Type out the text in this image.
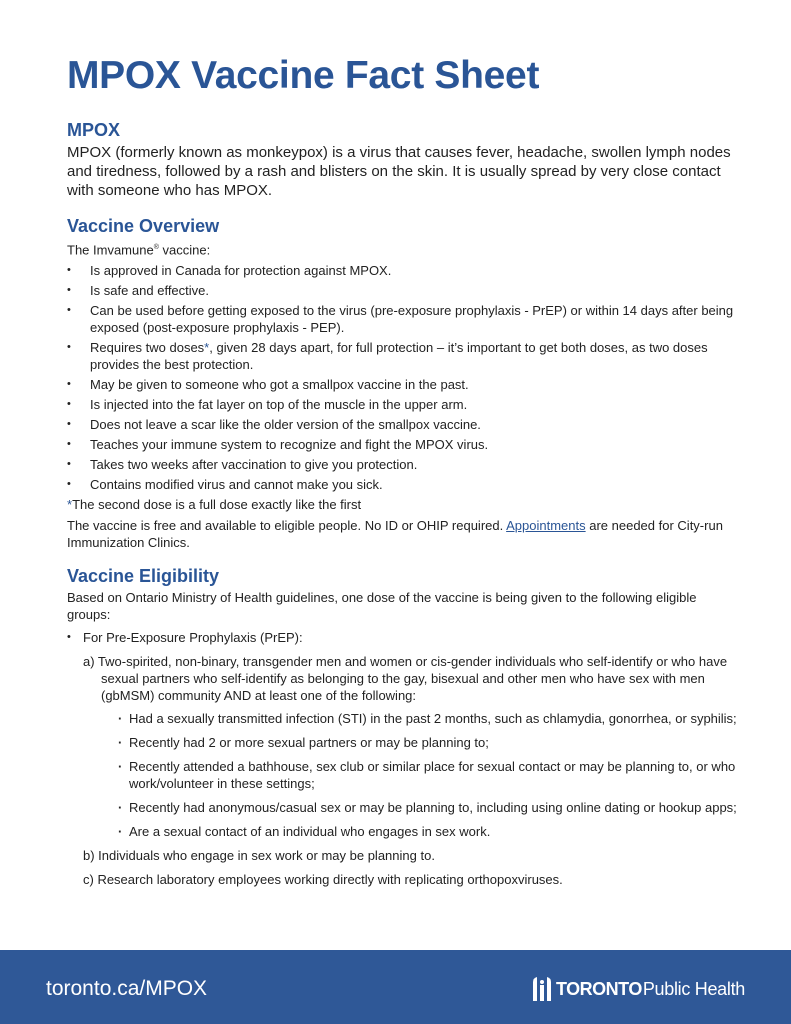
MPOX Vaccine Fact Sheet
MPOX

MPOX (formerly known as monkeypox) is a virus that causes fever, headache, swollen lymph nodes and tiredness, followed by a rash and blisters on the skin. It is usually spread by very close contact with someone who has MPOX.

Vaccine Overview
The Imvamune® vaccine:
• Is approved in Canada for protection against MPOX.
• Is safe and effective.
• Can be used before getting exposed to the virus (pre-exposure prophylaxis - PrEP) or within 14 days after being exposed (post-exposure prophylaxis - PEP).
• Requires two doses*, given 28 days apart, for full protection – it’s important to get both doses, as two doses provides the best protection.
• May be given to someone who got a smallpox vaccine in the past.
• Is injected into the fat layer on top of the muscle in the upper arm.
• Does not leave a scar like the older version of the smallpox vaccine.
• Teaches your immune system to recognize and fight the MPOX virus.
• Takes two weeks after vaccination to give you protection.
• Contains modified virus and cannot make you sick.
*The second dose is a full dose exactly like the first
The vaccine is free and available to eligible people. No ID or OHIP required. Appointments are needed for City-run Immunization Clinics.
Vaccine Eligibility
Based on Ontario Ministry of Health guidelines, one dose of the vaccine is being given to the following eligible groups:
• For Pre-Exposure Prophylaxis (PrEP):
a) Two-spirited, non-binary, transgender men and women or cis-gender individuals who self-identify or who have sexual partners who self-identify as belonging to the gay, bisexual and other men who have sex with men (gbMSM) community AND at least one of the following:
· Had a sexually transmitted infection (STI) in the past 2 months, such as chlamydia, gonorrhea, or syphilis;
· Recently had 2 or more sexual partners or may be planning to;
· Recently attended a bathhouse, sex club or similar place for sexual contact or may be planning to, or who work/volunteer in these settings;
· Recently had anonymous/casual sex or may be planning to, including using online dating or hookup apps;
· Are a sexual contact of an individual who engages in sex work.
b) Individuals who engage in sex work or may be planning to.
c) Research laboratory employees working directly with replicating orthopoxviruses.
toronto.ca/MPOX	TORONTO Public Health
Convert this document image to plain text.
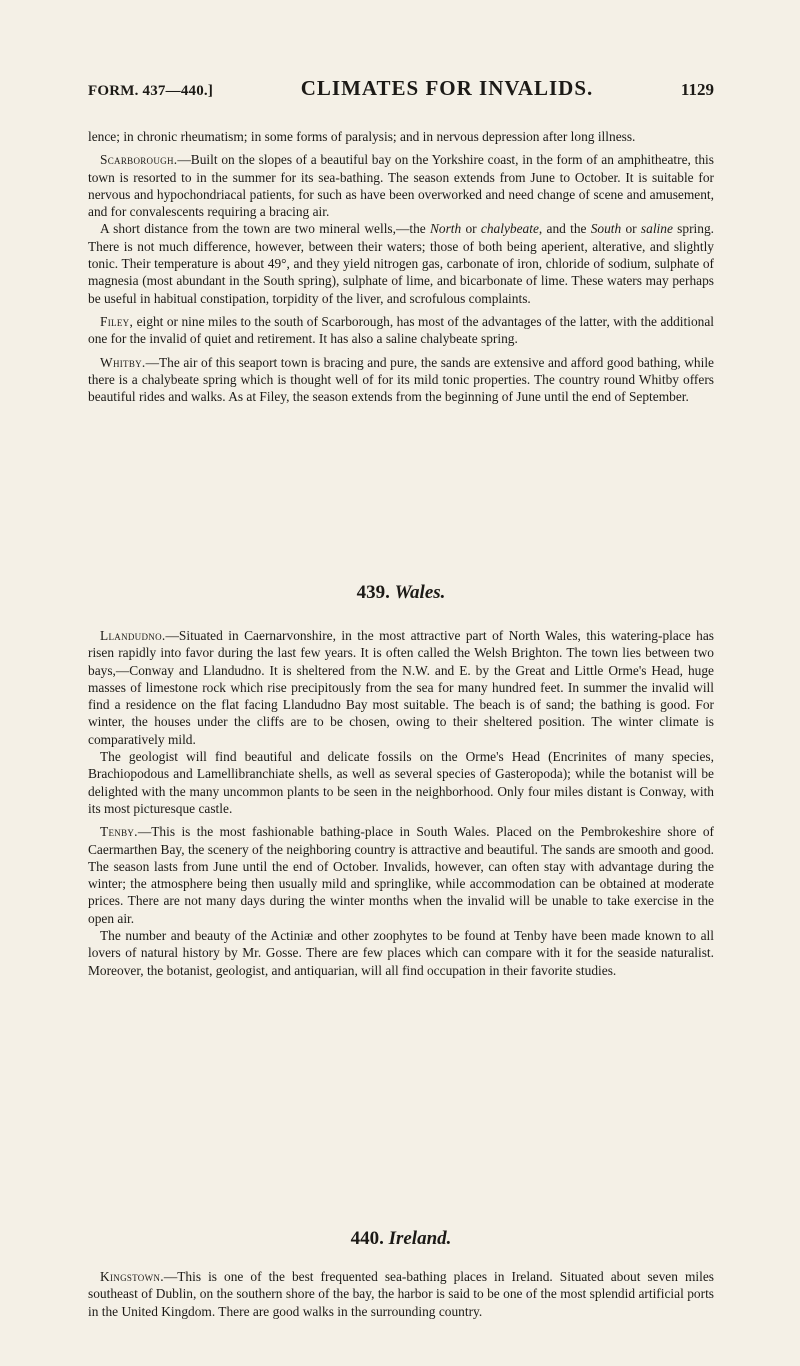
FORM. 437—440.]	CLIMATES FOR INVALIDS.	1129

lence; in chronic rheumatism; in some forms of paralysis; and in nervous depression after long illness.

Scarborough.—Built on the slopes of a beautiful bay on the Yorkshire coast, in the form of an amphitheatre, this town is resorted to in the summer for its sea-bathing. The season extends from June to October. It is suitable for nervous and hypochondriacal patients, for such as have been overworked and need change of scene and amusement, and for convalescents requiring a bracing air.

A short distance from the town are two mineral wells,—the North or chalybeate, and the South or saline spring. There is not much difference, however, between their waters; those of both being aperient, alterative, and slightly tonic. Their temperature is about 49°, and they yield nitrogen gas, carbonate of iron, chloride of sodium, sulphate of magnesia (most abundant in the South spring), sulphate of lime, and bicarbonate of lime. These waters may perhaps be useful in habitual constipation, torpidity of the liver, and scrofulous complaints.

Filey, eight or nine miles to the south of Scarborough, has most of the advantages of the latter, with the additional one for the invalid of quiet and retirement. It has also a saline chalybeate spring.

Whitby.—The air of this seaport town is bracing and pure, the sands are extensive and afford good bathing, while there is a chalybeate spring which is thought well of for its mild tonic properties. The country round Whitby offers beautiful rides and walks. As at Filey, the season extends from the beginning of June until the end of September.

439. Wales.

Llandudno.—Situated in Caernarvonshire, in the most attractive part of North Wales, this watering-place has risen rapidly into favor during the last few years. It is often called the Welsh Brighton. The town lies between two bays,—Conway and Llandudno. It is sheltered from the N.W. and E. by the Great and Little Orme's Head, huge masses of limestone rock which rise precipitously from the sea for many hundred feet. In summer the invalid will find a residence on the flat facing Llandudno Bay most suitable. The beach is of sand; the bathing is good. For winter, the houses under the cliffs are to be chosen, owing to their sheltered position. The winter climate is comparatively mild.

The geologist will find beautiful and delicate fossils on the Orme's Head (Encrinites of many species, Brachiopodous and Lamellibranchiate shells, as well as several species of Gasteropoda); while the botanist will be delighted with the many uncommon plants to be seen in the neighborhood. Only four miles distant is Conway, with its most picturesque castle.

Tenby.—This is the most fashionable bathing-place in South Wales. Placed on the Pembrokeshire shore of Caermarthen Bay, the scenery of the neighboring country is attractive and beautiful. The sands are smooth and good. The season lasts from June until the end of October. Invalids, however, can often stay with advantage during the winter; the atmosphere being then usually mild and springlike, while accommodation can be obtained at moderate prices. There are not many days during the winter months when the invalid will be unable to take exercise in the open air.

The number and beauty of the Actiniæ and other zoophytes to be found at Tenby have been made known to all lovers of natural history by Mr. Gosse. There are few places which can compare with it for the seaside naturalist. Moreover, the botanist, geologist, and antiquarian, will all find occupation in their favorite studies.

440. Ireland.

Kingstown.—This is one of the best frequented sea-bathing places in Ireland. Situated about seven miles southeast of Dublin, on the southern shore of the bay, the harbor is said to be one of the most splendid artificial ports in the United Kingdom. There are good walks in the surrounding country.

━━━

Every line of the material is to be quoted exactly, with no pictures carried over.

Type out the text in this image.
MPOX Vaccine Fact Sheet
MPOX

MPOX (formerly known as monkeypox) is a virus that causes fever, headache, swollen lymph nodes and tiredness, followed by a rash and blisters on the skin. It is usually spread by very close contact with someone who has MPOX.

Vaccine Overview
The Imvamune® vaccine:
• Is approved in Canada for protection against MPOX.
• Is safe and effective.
• Can be used before getting exposed to the virus (pre-exposure prophylaxis - PrEP) or within 14 days after being exposed (post-exposure prophylaxis - PEP).
• Requires two doses*, given 28 days apart, for full protection – it’s important to get both doses, as two doses provides the best protection.
• May be given to someone who got a smallpox vaccine in the past.
• Is injected into the fat layer on top of the muscle in the upper arm.
• Does not leave a scar like the older version of the smallpox vaccine.
• Teaches your immune system to recognize and fight the MPOX virus.
• Takes two weeks after vaccination to give you protection.
• Contains modified virus and cannot make you sick.
*The second dose is a full dose exactly like the first
The vaccine is free and available to eligible people. No ID or OHIP required. Appointments are needed for City-run Immunization Clinics.
Vaccine Eligibility
Based on Ontario Ministry of Health guidelines, one dose of the vaccine is being given to the following eligible groups:
• For Pre-Exposure Prophylaxis (PrEP):
a) Two-spirited, non-binary, transgender men and women or cis-gender individuals who self-identify or who have sexual partners who self-identify as belonging to the gay, bisexual and other men who have sex with men (gbMSM) community AND at least one of the following:
· Had a sexually transmitted infection (STI) in the past 2 months, such as chlamydia, gonorrhea, or syphilis;
· Recently had 2 or more sexual partners or may be planning to;
· Recently attended a bathhouse, sex club or similar place for sexual contact or may be planning to, or who work/volunteer in these settings;
· Recently had anonymous/casual sex or may be planning to, including using online dating or hookup apps;
· Are a sexual contact of an individual who engages in sex work.
b) Individuals who engage in sex work or may be planning to.
c) Research laboratory employees working directly with replicating orthopoxviruses.
toronto.ca/MPOX	TORONTO Public Health
Convert this document image to plain text.
FORM. 437—440.]	CLIMATES FOR INVALIDS.	1129

lence; in chronic rheumatism; in some forms of paralysis; and in nervous depression after long illness.

Scarborough.—Built on the slopes of a beautiful bay on the Yorkshire coast, in the form of an amphitheatre, this town is resorted to in the summer for its sea-bathing. The season extends from June to October. It is suitable for nervous and hypochondriacal patients, for such as have been overworked and need change of scene and amusement, and for convalescents requiring a bracing air.

A short distance from the town are two mineral wells,—the North or chalybeate, and the South or saline spring. There is not much difference, however, between their waters; those of both being aperient, alterative, and slightly tonic. Their temperature is about 49°, and they yield nitrogen gas, carbonate of iron, chloride of sodium, sulphate of magnesia (most abundant in the South spring), sulphate of lime, and bicarbonate of lime. These waters may perhaps be useful in habitual constipation, torpidity of the liver, and scrofulous complaints.

Filey, eight or nine miles to the south of Scarborough, has most of the advantages of the latter, with the additional one for the invalid of quiet and retirement. It has also a saline chalybeate spring.

Whitby.—The air of this seaport town is bracing and pure, the sands are extensive and afford good bathing, while there is a chalybeate spring which is thought well of for its mild tonic properties. The country round Whitby offers beautiful rides and walks. As at Filey, the season extends from the beginning of June until the end of September.

439. Wales.

Llandudno.—Situated in Caernarvonshire, in the most attractive part of North Wales, this watering-place has risen rapidly into favor during the last few years. It is often called the Welsh Brighton. The town lies between two bays,—Conway and Llandudno. It is sheltered from the N.W. and E. by the Great and Little Orme's Head, huge masses of limestone rock which rise precipitously from the sea for many hundred feet. In summer the invalid will find a residence on the flat facing Llandudno Bay most suitable. The beach is of sand; the bathing is good. For winter, the houses under the cliffs are to be chosen, owing to their sheltered position. The winter climate is comparatively mild.

The geologist will find beautiful and delicate fossils on the Orme's Head (Encrinites of many species, Brachiopodous and Lamellibranchiate shells, as well as several species of Gasteropoda); while the botanist will be delighted with the many uncommon plants to be seen in the neighborhood. Only four miles distant is Conway, with its most picturesque castle.

Tenby.—This is the most fashionable bathing-place in South Wales. Placed on the Pembrokeshire shore of Caermarthen Bay, the scenery of the neighboring country is attractive and beautiful. The sands are smooth and good. The season lasts from June until the end of October. Invalids, however, can often stay with advantage during the winter; the atmosphere being then usually mild and springlike, while accommodation can be obtained at moderate prices. There are not many days during the winter months when the invalid will be unable to take exercise in the open air.

The number and beauty of the Actiniæ and other zoophytes to be found at Tenby have been made known to all lovers of natural history by Mr. Gosse. There are few places which can compare with it for the seaside naturalist. Moreover, the botanist, geologist, and antiquarian, will all find occupation in their favorite studies.

440. Ireland.

Kingstown.—This is one of the best frequented sea-bathing places in Ireland. Situated about seven miles southeast of Dublin, on the southern shore of the bay, the harbor is said to be one of the most splendid artificial ports in the United Kingdom. There are good walks in the surrounding country.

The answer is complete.